▸ AIM OF THE TASK: Copy out the records precisely, omitting pictures.

▸ EXTRACTED INFORMATION:
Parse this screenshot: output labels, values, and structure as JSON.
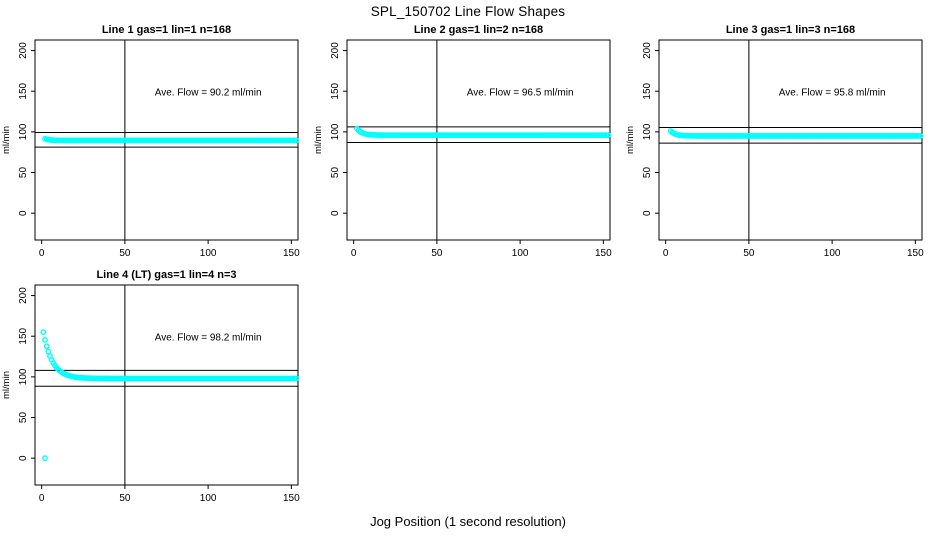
{
  "page": {
    "main_title": "SPL_150702  Line Flow Shapes",
    "x_axis_label": "Jog Position (1 second resolution)"
  },
  "colors": {
    "series": "#00ffff",
    "axis": "#000000",
    "text": "#000000",
    "background": "#ffffff"
  },
  "chart_data": [
    {
      "type": "scatter",
      "title": "Line 1 gas=1 lin=1 n=168",
      "annotation": "Ave. Flow =  90.2  ml/min",
      "ave_flow_ml_min": 90.2,
      "ylabel": "ml/min",
      "xticks": [
        0,
        50,
        100,
        150
      ],
      "yticks": [
        0,
        50,
        100,
        150,
        200
      ],
      "xlim": [
        -4,
        154
      ],
      "ylim": [
        -33,
        213
      ],
      "vline_x": 50,
      "hlines": [
        99.2,
        81.2
      ],
      "marker": "open-circle",
      "series": {
        "x_start": 2,
        "x_end": 153,
        "plateau": 89.5,
        "initial_extra": 2,
        "decay_tau": 2.5,
        "outliers": []
      }
    },
    {
      "type": "scatter",
      "title": "Line 2 gas=1 lin=2 n=168",
      "annotation": "Ave. Flow =  96.5  ml/min",
      "ave_flow_ml_min": 96.5,
      "ylabel": "ml/min",
      "xticks": [
        0,
        50,
        100,
        150
      ],
      "yticks": [
        0,
        50,
        100,
        150,
        200
      ],
      "xlim": [
        -4,
        154
      ],
      "ylim": [
        -33,
        213
      ],
      "vline_x": 50,
      "hlines": [
        106.2,
        86.9
      ],
      "marker": "open-circle",
      "series": {
        "x_start": 2,
        "x_end": 153,
        "plateau": 96,
        "initial_extra": 8,
        "decay_tau": 3,
        "outliers": []
      }
    },
    {
      "type": "scatter",
      "title": "Line 3 gas=1 lin=3 n=168",
      "annotation": "Ave. Flow =  95.8  ml/min",
      "ave_flow_ml_min": 95.8,
      "ylabel": "ml/min",
      "xticks": [
        0,
        50,
        100,
        150
      ],
      "yticks": [
        0,
        50,
        100,
        150,
        200
      ],
      "xlim": [
        -4,
        154
      ],
      "ylim": [
        -33,
        213
      ],
      "vline_x": 50,
      "hlines": [
        105.4,
        86.2
      ],
      "marker": "open-circle",
      "series": {
        "x_start": 3,
        "x_end": 153,
        "plateau": 95,
        "initial_extra": 6,
        "decay_tau": 3,
        "outliers": []
      }
    },
    {
      "type": "scatter",
      "title": "Line 4 (LT) gas=1 lin=4 n=3",
      "annotation": "Ave. Flow =  98.2  ml/min",
      "ave_flow_ml_min": 98.2,
      "ylabel": "ml/min",
      "xticks": [
        0,
        50,
        100,
        150
      ],
      "yticks": [
        0,
        50,
        100,
        150,
        200
      ],
      "xlim": [
        -4,
        154
      ],
      "ylim": [
        -33,
        213
      ],
      "vline_x": 50,
      "hlines": [
        108.0,
        88.4
      ],
      "marker": "open-circle",
      "series": {
        "x_start": 1,
        "x_end": 153,
        "plateau": 98,
        "initial_extra": 57,
        "decay_tau": 5.5,
        "outliers": [
          [
            2,
            0
          ]
        ]
      }
    }
  ]
}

▸ RESULT FOR THIS EXERCISE:
Parse this screenshot: output labels, values, and structure as JSON.
{
  "page": {
    "main_title": "SPL_150702  Line Flow Shapes",
    "x_axis_label": "Jog Position (1 second resolution)"
  },
  "colors": {
    "series": "#00ffff",
    "axis": "#000000",
    "text": "#000000",
    "background": "#ffffff"
  },
  "chart_data": [
    {
      "type": "scatter",
      "title": "Line 1 gas=1 lin=1 n=168",
      "annotation": "Ave. Flow =  90.2  ml/min",
      "ave_flow_ml_min": 90.2,
      "ylabel": "ml/min",
      "xticks": [
        0,
        50,
        100,
        150
      ],
      "yticks": [
        0,
        50,
        100,
        150,
        200
      ],
      "xlim": [
        -4,
        154
      ],
      "ylim": [
        -33,
        213
      ],
      "vline_x": 50,
      "hlines": [
        99.2,
        81.2
      ],
      "marker": "open-circle",
      "series": {
        "x_start": 2,
        "x_end": 153,
        "plateau": 89.5,
        "initial_extra": 2,
        "decay_tau": 2.5,
        "outliers": []
      }
    },
    {
      "type": "scatter",
      "title": "Line 2 gas=1 lin=2 n=168",
      "annotation": "Ave. Flow =  96.5  ml/min",
      "ave_flow_ml_min": 96.5,
      "ylabel": "ml/min",
      "xticks": [
        0,
        50,
        100,
        150
      ],
      "yticks": [
        0,
        50,
        100,
        150,
        200
      ],
      "xlim": [
        -4,
        154
      ],
      "ylim": [
        -33,
        213
      ],
      "vline_x": 50,
      "hlines": [
        106.2,
        86.9
      ],
      "marker": "open-circle",
      "series": {
        "x_start": 2,
        "x_end": 153,
        "plateau": 96,
        "initial_extra": 8,
        "decay_tau": 3,
        "outliers": []
      }
    },
    {
      "type": "scatter",
      "title": "Line 3 gas=1 lin=3 n=168",
      "annotation": "Ave. Flow =  95.8  ml/min",
      "ave_flow_ml_min": 95.8,
      "ylabel": "ml/min",
      "xticks": [
        0,
        50,
        100,
        150
      ],
      "yticks": [
        0,
        50,
        100,
        150,
        200
      ],
      "xlim": [
        -4,
        154
      ],
      "ylim": [
        -33,
        213
      ],
      "vline_x": 50,
      "hlines": [
        105.4,
        86.2
      ],
      "marker": "open-circle",
      "series": {
        "x_start": 3,
        "x_end": 153,
        "plateau": 95,
        "initial_extra": 6,
        "decay_tau": 3,
        "outliers": []
      }
    },
    {
      "type": "scatter",
      "title": "Line 4 (LT) gas=1 lin=4 n=3",
      "annotation": "Ave. Flow =  98.2  ml/min",
      "ave_flow_ml_min": 98.2,
      "ylabel": "ml/min",
      "xticks": [
        0,
        50,
        100,
        150
      ],
      "yticks": [
        0,
        50,
        100,
        150,
        200
      ],
      "xlim": [
        -4,
        154
      ],
      "ylim": [
        -33,
        213
      ],
      "vline_x": 50,
      "hlines": [
        108.0,
        88.4
      ],
      "marker": "open-circle",
      "series": {
        "x_start": 1,
        "x_end": 153,
        "plateau": 98,
        "initial_extra": 57,
        "decay_tau": 5.5,
        "outliers": [
          [
            2,
            0
          ]
        ]
      }
    }
  ]
}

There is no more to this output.